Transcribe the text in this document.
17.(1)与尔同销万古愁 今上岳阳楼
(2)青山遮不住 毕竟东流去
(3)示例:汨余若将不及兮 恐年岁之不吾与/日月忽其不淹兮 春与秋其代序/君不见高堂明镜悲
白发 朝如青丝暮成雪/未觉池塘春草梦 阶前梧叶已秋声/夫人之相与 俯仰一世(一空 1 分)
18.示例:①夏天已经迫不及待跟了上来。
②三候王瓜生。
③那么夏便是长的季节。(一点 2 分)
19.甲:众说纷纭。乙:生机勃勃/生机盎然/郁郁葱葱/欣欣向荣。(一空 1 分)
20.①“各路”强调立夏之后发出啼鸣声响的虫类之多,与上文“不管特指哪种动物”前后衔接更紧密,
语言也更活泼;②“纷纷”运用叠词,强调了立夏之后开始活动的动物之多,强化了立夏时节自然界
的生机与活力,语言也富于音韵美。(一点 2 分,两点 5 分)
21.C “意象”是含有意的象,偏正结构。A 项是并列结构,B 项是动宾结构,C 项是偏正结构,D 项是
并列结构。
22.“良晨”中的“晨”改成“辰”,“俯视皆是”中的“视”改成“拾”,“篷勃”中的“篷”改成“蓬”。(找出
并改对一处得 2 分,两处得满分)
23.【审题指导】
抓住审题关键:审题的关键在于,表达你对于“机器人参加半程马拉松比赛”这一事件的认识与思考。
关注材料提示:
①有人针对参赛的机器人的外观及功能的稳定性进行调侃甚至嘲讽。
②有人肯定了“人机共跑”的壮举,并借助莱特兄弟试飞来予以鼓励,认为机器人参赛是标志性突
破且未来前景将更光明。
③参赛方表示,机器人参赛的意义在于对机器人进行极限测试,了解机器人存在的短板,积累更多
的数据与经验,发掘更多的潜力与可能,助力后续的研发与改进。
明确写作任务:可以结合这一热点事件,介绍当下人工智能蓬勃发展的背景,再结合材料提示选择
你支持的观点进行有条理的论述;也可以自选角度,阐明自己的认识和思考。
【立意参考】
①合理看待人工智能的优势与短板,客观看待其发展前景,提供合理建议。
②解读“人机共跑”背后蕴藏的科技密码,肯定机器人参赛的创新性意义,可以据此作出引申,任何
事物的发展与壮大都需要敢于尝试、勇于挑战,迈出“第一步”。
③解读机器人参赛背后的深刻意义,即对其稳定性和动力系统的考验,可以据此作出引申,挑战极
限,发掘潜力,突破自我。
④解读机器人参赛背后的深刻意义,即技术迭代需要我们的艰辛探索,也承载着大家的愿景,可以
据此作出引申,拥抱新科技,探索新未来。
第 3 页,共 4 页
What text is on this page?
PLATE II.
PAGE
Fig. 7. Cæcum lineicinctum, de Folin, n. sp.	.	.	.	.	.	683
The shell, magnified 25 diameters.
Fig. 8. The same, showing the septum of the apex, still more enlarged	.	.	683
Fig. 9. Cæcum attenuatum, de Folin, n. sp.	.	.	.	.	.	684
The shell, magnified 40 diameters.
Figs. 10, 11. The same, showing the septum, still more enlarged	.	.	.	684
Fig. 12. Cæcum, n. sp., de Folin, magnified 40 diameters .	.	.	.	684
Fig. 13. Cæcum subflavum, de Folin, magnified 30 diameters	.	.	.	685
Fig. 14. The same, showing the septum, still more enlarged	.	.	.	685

◆ ◆ ◆ ◆ ◆

◆ Stated task ◆
Every line that holds the word "人机共跑" should be extracted.

◆ Expected answer ◆
②有人肯定了“人机共跑”的壮举,并借助莱特兄弟试飞来予以鼓励,认为机器人参赛是标志性突
②解读“人机共跑”背后蕴藏的科技密码,肯定机器人参赛的创新性意义,可以据此作出引申,任何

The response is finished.